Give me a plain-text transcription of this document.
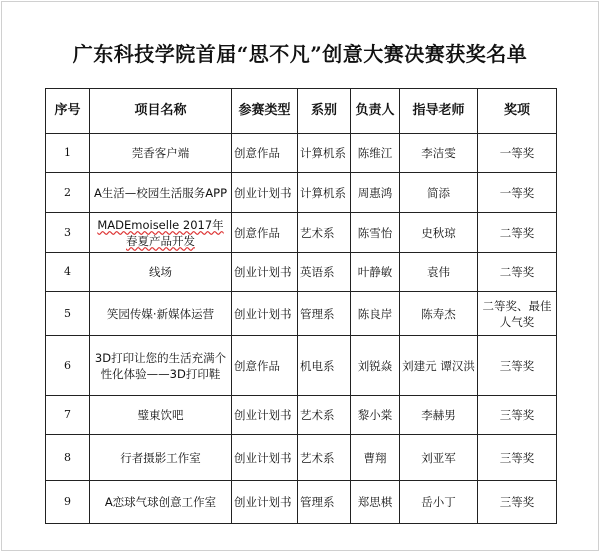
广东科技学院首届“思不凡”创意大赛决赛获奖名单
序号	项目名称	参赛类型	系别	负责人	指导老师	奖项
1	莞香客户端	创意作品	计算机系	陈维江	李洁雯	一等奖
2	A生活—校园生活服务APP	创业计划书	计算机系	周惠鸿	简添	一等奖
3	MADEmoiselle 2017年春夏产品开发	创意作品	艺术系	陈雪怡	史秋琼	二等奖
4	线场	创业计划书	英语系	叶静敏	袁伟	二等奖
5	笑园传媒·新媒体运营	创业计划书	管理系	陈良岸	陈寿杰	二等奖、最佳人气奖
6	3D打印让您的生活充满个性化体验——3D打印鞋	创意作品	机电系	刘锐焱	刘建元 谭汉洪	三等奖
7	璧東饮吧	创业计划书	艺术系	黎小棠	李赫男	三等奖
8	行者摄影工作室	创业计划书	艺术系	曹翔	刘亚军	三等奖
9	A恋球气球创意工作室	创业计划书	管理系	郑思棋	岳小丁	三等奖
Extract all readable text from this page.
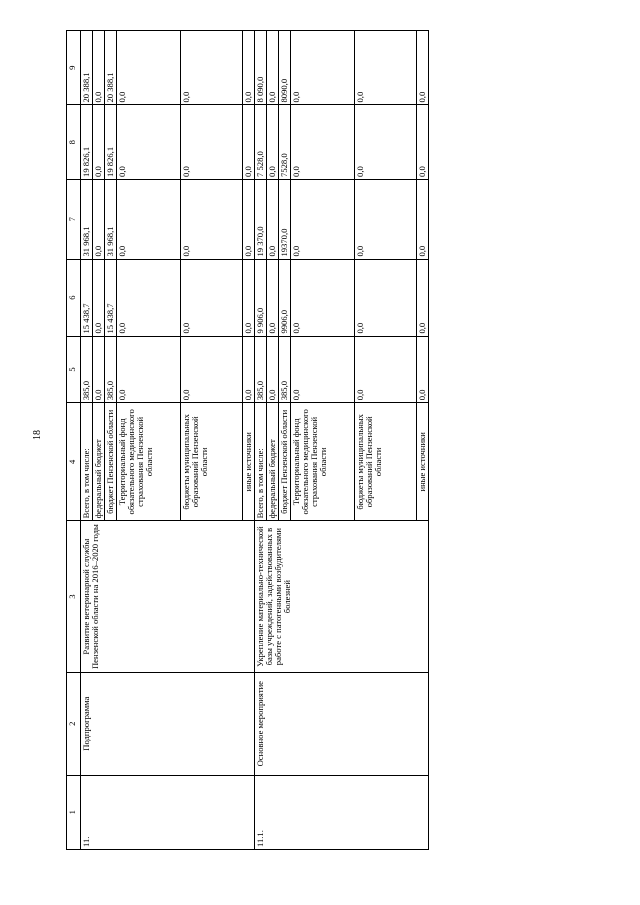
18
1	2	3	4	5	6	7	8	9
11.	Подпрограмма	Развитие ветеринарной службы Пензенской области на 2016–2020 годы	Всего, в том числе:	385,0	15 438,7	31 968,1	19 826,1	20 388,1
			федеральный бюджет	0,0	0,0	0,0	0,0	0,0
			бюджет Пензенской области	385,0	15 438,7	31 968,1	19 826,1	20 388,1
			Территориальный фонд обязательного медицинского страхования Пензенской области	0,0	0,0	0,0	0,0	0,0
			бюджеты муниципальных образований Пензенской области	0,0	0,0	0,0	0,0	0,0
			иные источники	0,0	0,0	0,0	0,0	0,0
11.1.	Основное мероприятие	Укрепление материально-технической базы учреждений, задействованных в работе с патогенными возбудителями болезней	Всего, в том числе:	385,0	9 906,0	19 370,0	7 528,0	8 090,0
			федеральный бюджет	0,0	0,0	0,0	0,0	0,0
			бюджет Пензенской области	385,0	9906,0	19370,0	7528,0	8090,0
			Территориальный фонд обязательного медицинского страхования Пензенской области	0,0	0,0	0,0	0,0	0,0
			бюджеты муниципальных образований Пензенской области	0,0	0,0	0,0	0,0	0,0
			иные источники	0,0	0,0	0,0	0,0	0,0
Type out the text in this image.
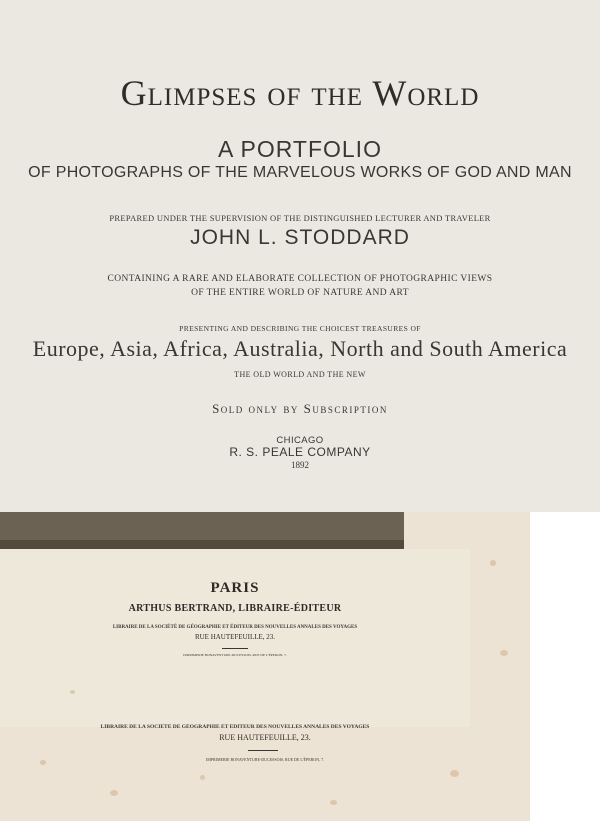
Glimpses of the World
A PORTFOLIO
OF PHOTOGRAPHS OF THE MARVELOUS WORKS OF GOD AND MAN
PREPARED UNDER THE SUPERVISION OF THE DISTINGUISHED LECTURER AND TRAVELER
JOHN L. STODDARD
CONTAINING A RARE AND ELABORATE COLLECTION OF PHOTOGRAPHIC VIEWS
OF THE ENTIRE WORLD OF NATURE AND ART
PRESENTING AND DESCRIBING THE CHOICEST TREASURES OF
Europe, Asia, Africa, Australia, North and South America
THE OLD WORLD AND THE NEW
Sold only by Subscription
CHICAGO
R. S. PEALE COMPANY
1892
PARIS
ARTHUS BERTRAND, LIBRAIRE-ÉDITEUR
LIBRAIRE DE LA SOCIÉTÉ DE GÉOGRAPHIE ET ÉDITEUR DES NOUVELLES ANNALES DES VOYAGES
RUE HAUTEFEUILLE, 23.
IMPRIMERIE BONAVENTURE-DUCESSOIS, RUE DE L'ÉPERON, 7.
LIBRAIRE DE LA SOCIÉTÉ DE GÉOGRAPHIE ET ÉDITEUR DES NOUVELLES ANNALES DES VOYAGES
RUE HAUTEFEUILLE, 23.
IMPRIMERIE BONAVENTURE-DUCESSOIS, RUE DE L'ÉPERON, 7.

Given task: Without including any pictures, output all the entries above exactly.

Worked answer:
Give me a plain-text transcription of this document.
广东科技学院首届“思不凡”创意大赛决赛获奖名单
序号	项目名称	参赛类型	系别	负责人	指导老师	奖项
1	莞香客户端	创意作品	计算机系	陈维江	李洁雯	一等奖
2	A生活—校园生活服务APP	创业计划书	计算机系	周惠鸿	简添	一等奖
3	MADEmoiselle 2017年春夏产品开发	创意作品	艺术系	陈雪怡	史秋琼	二等奖
4	线场	创业计划书	英语系	叶静敏	袁伟	二等奖
5	笑园传媒·新媒体运营	创业计划书	管理系	陈良岸	陈寿杰	二等奖、最佳人气奖
6	3D打印让您的生活充满个性化体验——3D打印鞋	创意作品	机电系	刘锐焱	刘建元 谭汉洪	三等奖
7	璧東饮吧	创业计划书	艺术系	黎小棠	李赫男	三等奖
8	行者摄影工作室	创业计划书	艺术系	曹翔	刘亚军	三等奖
9	A恋球气球创意工作室	创业计划书	管理系	郑思棋	岳小丁	三等奖
Extract all readable text from this page.
18
1	2	3	4	5	6	7	8	9
11.	Подпрограмма	Развитие ветеринарной службы Пензенской области на 2016–2020 годы	Всего, в том числе:	385,0	15 438,7	31 968,1	19 826,1	20 388,1
			федеральный бюджет	0,0	0,0	0,0	0,0	0,0
			бюджет Пензенской области	385,0	15 438,7	31 968,1	19 826,1	20 388,1
			Территориальный фонд обязательного медицинского страхования Пензенской области	0,0	0,0	0,0	0,0	0,0
			бюджеты муниципальных образований Пензенской области	0,0	0,0	0,0	0,0	0,0
			иные источники	0,0	0,0	0,0	0,0	0,0
11.1.	Основное мероприятие	Укрепление материально-технической базы учреждений, задействованных в работе с патогенными возбудителями болезней	Всего, в том числе:	385,0	9 906,0	19 370,0	7 528,0	8 090,0
			федеральный бюджет	0,0	0,0	0,0	0,0	0,0
			бюджет Пензенской области	385,0	9906,0	19370,0	7528,0	8090,0
			Территориальный фонд обязательного медицинского страхования Пензенской области	0,0	0,0	0,0	0,0	0,0
			бюджеты муниципальных образований Пензенской области	0,0	0,0	0,0	0,0	0,0
			иные источники	0,0	0,0	0,0	0,0	0,0
Type out the text in this image.
Glimpses of the World
A PORTFOLIO
OF PHOTOGRAPHS OF THE MARVELOUS WORKS OF GOD AND MAN
PREPARED UNDER THE SUPERVISION OF THE DISTINGUISHED LECTURER AND TRAVELER
JOHN L. STODDARD
CONTAINING A RARE AND ELABORATE COLLECTION OF PHOTOGRAPHIC VIEWS
OF THE ENTIRE WORLD OF NATURE AND ART
PRESENTING AND DESCRIBING THE CHOICEST TREASURES OF
Europe, Asia, Africa, Australia, North and South America
THE OLD WORLD AND THE NEW
Sold only by Subscription
CHICAGO
R. S. PEALE COMPANY
1892
PARIS
ARTHUS BERTRAND, LIBRAIRE-ÉDITEUR
LIBRAIRE DE LA SOCIÉTÉ DE GÉOGRAPHIE ET ÉDITEUR DES NOUVELLES ANNALES DES VOYAGES
RUE HAUTEFEUILLE, 23.
IMPRIMERIE BONAVENTURE-DUCESSOIS, RUE DE L'ÉPERON, 7.
LIBRAIRE DE LA SOCIÉTÉ DE GÉOGRAPHIE ET ÉDITEUR DES NOUVELLES ANNALES DES VOYAGES
RUE HAUTEFEUILLE, 23.
IMPRIMERIE BONAVENTURE-DUCESSOIS, RUE DE L'ÉPERON, 7.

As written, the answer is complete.